### Exercise task
Go through the material below and copy all lines with "white".

==== Extracted entries

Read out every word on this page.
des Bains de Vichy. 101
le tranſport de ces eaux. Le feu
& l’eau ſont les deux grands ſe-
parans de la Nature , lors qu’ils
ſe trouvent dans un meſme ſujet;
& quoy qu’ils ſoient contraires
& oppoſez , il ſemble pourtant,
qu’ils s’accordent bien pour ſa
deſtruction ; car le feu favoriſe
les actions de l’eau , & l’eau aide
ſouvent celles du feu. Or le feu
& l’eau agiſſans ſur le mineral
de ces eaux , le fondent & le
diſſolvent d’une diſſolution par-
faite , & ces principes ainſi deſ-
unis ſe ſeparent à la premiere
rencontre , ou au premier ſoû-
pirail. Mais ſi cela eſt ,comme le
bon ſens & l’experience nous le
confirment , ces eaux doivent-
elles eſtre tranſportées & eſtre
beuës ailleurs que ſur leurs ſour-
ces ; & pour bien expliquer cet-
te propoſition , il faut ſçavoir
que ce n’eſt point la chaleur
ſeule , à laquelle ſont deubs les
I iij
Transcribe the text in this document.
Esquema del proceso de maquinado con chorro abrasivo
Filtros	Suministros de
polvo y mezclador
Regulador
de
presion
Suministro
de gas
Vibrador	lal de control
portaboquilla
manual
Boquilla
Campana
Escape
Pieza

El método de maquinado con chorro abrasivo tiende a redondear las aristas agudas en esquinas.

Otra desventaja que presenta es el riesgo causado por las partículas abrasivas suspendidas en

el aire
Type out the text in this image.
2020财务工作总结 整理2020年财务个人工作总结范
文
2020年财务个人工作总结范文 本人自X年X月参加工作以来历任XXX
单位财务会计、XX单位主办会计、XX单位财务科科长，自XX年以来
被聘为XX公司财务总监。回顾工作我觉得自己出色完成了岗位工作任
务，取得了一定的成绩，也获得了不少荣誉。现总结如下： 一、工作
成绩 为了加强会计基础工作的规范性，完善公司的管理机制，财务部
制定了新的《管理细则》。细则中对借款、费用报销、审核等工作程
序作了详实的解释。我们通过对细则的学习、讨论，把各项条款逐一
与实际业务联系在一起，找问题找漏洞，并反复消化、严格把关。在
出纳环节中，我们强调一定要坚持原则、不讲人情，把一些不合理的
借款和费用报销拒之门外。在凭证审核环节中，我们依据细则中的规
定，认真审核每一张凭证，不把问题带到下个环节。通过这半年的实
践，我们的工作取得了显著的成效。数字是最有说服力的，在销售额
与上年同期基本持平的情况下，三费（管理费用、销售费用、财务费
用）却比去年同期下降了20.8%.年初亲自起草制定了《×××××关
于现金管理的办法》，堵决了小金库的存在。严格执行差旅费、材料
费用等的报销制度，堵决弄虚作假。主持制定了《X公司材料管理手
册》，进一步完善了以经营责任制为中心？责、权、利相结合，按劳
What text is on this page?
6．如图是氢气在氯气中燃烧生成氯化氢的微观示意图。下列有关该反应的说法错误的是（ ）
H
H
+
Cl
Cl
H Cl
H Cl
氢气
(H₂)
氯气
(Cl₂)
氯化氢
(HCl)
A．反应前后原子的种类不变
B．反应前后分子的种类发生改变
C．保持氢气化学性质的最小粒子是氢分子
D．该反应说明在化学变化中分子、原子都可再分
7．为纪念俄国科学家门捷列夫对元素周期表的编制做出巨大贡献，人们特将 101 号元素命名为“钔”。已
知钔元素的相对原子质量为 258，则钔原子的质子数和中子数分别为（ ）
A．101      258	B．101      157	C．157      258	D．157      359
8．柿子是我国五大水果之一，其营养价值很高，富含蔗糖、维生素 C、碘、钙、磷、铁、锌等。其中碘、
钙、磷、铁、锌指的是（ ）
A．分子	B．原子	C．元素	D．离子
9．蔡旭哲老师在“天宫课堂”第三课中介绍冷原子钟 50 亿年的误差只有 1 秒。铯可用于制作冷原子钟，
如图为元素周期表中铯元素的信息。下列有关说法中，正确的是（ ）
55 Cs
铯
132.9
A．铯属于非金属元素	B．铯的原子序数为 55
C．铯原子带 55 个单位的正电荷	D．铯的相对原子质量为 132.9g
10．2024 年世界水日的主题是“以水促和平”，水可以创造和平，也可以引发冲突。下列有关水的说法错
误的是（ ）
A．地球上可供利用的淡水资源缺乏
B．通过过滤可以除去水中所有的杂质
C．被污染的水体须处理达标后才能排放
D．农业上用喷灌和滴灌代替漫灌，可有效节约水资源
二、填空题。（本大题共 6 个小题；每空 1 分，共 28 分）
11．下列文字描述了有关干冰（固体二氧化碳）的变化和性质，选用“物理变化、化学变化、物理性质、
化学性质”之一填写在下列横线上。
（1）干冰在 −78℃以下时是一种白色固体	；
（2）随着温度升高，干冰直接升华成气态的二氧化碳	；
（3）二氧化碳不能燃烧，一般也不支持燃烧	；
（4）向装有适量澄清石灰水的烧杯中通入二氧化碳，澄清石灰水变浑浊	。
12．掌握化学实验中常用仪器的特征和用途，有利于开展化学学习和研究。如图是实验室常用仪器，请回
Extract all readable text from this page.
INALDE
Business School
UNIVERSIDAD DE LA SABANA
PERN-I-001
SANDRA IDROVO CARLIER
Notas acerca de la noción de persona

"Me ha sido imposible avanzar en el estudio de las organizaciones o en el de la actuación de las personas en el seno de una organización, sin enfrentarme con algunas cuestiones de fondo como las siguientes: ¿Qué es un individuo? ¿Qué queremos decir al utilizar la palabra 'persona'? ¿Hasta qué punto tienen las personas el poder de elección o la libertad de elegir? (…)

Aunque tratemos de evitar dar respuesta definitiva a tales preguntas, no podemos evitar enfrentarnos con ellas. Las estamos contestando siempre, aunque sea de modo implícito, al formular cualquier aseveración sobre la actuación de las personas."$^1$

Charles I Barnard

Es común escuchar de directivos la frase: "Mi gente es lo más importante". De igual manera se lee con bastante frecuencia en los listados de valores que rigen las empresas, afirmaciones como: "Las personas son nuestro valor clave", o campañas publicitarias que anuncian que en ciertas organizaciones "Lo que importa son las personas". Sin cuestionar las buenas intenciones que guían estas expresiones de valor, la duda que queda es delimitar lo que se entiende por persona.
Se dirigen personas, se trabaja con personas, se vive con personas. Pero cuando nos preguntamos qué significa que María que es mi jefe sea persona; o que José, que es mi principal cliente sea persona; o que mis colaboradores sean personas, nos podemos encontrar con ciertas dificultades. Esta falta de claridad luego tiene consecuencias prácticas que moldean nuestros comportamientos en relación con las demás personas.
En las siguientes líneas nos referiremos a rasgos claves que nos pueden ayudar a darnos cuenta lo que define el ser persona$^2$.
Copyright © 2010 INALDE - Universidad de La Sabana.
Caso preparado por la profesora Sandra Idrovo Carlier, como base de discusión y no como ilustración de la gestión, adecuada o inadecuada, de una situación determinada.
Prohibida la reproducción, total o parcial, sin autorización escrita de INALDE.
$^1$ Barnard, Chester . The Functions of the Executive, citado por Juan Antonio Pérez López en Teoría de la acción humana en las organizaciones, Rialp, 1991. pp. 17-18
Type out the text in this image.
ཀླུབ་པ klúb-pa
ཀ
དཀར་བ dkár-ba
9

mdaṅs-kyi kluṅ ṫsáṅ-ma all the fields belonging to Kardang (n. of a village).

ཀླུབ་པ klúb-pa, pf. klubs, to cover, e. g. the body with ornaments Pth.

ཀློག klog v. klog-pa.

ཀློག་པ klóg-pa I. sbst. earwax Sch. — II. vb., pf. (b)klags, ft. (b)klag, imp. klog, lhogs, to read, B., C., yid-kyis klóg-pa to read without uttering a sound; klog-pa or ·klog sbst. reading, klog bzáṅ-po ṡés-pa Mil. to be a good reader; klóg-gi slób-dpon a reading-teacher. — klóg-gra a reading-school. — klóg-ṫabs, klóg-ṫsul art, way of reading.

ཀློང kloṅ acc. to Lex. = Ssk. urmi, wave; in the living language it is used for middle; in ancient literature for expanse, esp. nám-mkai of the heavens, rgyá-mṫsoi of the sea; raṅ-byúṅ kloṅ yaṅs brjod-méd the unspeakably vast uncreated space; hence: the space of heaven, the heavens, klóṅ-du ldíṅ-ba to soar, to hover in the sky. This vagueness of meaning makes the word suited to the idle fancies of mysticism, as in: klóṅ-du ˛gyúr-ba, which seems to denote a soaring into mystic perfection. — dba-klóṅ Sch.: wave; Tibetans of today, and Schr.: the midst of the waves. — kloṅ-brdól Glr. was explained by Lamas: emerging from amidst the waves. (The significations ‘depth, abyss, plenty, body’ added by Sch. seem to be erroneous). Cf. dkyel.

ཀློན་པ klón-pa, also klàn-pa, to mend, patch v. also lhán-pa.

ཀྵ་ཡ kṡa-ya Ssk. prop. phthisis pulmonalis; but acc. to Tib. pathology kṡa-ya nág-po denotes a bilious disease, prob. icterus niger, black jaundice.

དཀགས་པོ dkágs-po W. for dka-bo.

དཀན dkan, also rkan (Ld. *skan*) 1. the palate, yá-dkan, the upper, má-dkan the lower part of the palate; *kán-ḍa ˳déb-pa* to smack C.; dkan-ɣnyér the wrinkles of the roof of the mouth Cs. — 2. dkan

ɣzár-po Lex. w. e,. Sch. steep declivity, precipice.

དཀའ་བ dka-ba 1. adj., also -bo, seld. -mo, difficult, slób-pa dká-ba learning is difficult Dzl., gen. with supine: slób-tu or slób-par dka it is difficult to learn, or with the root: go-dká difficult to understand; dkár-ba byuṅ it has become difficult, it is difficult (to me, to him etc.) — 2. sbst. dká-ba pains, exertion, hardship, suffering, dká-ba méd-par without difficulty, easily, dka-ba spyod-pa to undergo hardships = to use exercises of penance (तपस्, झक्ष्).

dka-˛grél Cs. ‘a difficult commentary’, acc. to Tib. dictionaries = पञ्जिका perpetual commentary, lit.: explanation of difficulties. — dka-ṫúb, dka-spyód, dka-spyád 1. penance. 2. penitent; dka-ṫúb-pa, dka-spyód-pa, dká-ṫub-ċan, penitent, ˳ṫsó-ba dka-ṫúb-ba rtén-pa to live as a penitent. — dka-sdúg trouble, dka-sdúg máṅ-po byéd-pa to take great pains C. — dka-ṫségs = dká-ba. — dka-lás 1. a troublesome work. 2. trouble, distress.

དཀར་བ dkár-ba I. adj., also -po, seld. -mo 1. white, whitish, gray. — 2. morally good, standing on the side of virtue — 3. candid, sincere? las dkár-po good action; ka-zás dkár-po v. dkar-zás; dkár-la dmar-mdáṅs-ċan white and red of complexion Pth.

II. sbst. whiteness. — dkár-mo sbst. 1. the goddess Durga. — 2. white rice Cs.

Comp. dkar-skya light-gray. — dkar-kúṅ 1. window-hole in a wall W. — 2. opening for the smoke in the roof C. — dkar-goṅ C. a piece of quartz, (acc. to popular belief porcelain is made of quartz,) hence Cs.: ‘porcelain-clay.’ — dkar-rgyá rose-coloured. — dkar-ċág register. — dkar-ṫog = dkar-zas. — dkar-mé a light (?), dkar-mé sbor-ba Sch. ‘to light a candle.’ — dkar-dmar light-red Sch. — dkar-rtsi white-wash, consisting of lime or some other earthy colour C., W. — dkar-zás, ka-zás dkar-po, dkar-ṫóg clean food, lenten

========

### Written answer
དཀར་བ dkár-ba I. adj., also -po, seld. -mo 1. white, whitish, gray. — 2. morally good, standing on the side of virtue — 3. candid, sincere? las dkár-po good action; ka-zás dkár-po v. dkar-zás; dkár-la dmar-mdáṅs-ċan white and red of complexion Pth.
II. sbst. whiteness. — dkár-mo sbst. 1. the goddess Durga. — 2. white rice Cs.
Comp. dkar-skya light-gray. — dkar-kúṅ 1. window-hole in a wall W. — 2. opening for the smoke in the roof C. — dkar-goṅ C. a piece of quartz, (acc. to popular belief porcelain is made of quartz,) hence Cs.: ‘porcelain-clay.’ — dkar-rgyá rose-coloured. — dkar-ċág register. — dkar-ṫog = dkar-zas. — dkar-mé a light (?), dkar-mé sbor-ba Sch. ‘to light a candle.’ — dkar-dmar light-red Sch. — dkar-rtsi white-wash, consisting of lime or some other earthy colour C., W. — dkar-zás, ka-zás dkar-po, dkar-ṫóg clean food, lenten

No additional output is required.